Write every entry out again exactly, please, and skip the pictures.

* START SUPPLIED DATA *

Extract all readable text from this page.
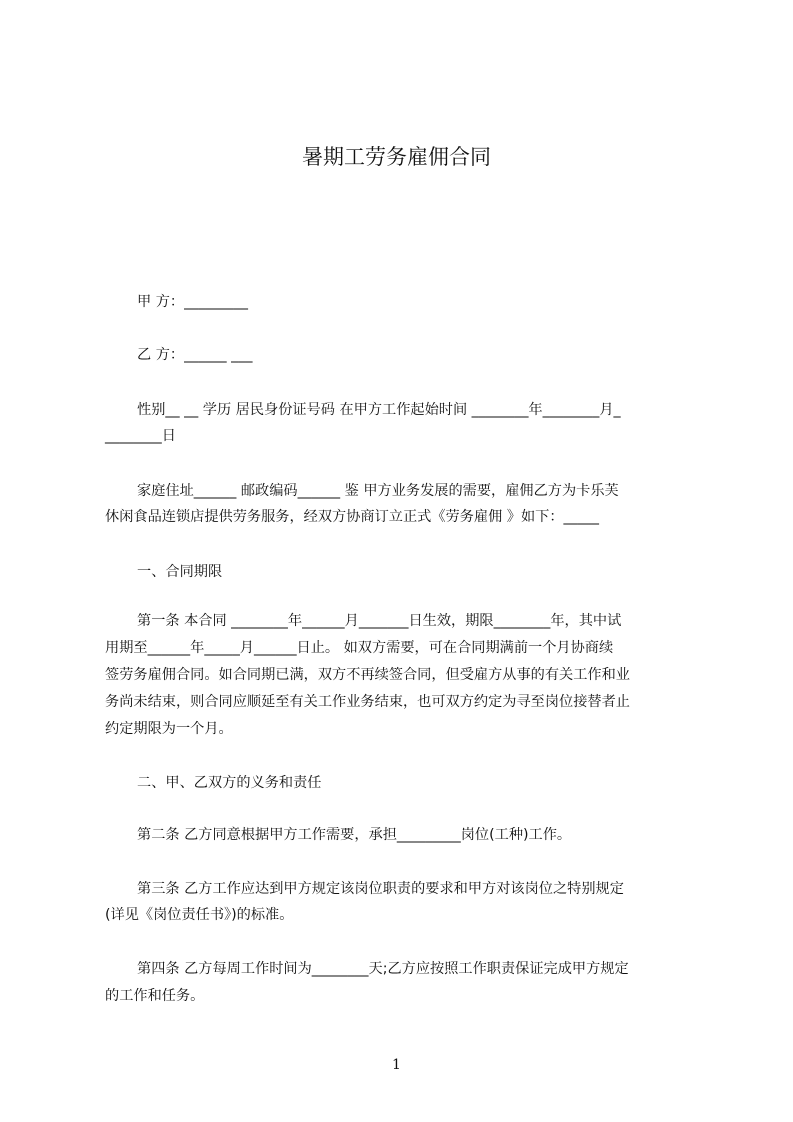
暑期工劳务雇佣合同
甲 方：_________
乙 方：______ ___
性别__ __ 学历 居民身份证号码 在甲方工作起始时间 ________年________月_
________日
家庭住址______ 邮政编码______ 鉴 甲方业务发展的需要，雇佣乙方为卡乐芙
休闲食品连锁店提供劳务服务，经双方协商订立正式《劳务雇佣 》如下：_____
一、合同期限
第一条 本合同 ________年______月_______日生效，期限________年，其中试
用期至______年_____月______日止。 如双方需要，可在合同期满前一个月协商续
签劳务雇佣合同。如合同期已满，双方不再续签合同，但受雇方从事的有关工作和业
务尚未结束，则合同应顺延至有关工作业务结束，也可双方约定为寻至岗位接替者止
约定期限为一个月。
二、甲、乙双方的义务和责任
第二条 乙方同意根据甲方工作需要，承担_________岗位(工种)工作。
第三条 乙方工作应达到甲方规定该岗位职责的要求和甲方对该岗位之特别规定
(详见《岗位责任书》)的标准。
第四条 乙方每周工作时间为________天;乙方应按照工作职责保证完成甲方规定
的工作和任务。
1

* END SUPPLIED DATA *

▸ FINISHED EXERCISE
Extract all readable text from this page.
暑期工劳务雇佣合同
甲 方：_________
乙 方：______ ___
性别__ __ 学历 居民身份证号码 在甲方工作起始时间 ________年________月_
________日
家庭住址______ 邮政编码______ 鉴 甲方业务发展的需要，雇佣乙方为卡乐芙
休闲食品连锁店提供劳务服务，经双方协商订立正式《劳务雇佣 》如下：_____
一、合同期限
第一条 本合同 ________年______月_______日生效，期限________年，其中试
用期至______年_____月______日止。 如双方需要，可在合同期满前一个月协商续
签劳务雇佣合同。如合同期已满，双方不再续签合同，但受雇方从事的有关工作和业
务尚未结束，则合同应顺延至有关工作业务结束，也可双方约定为寻至岗位接替者止
约定期限为一个月。
二、甲、乙双方的义务和责任
第二条 乙方同意根据甲方工作需要，承担_________岗位(工种)工作。
第三条 乙方工作应达到甲方规定该岗位职责的要求和甲方对该岗位之特别规定
(详见《岗位责任书》)的标准。
第四条 乙方每周工作时间为________天;乙方应按照工作职责保证完成甲方规定
的工作和任务。
1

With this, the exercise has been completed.